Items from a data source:
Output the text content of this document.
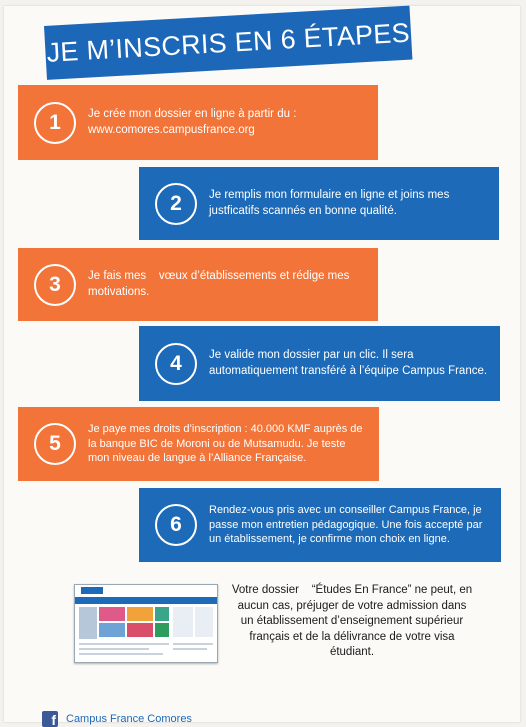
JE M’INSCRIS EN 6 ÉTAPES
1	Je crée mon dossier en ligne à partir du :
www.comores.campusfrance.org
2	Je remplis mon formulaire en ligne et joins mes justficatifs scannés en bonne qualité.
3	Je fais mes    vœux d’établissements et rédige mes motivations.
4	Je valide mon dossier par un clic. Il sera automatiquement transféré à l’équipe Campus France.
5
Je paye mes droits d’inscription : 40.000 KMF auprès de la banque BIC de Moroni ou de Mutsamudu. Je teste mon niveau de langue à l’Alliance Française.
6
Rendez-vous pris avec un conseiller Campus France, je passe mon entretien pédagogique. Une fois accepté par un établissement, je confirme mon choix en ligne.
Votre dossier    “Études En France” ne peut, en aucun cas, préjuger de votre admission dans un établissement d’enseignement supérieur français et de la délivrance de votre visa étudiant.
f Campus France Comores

* * *

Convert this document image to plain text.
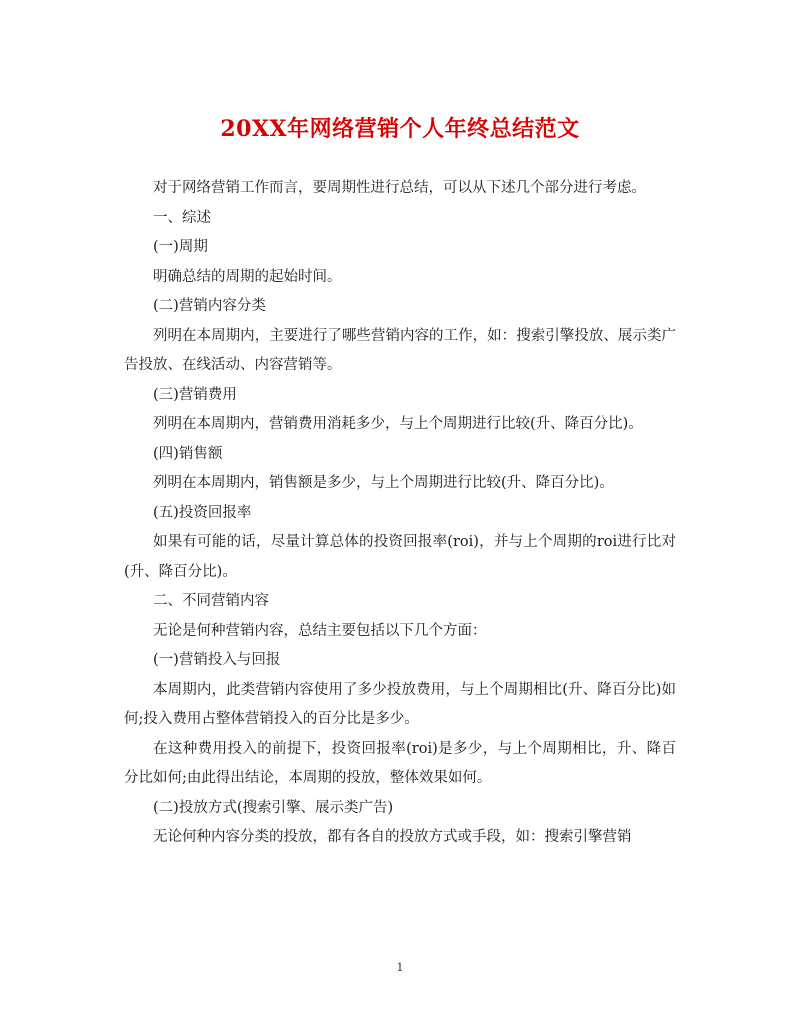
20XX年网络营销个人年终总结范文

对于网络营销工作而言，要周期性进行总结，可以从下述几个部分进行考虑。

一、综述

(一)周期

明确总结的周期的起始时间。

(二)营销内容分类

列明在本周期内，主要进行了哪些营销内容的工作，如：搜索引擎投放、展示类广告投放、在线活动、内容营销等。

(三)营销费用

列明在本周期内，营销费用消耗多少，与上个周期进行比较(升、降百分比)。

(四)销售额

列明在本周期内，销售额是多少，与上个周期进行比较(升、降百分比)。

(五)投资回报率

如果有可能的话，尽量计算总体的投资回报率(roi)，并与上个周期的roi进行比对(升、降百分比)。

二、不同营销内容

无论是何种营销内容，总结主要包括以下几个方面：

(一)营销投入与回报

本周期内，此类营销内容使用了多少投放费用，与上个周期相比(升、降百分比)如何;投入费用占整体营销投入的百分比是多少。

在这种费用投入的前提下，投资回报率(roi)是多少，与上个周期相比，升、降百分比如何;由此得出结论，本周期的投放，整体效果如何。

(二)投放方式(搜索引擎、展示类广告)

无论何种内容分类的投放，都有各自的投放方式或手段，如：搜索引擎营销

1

- _TASK STATEMENT_
Some lines of the data above may hold the word "与上个周期进行比较"; report how many do, and nothing else.

- _SOLUTION TO THIS PROBLEM_
2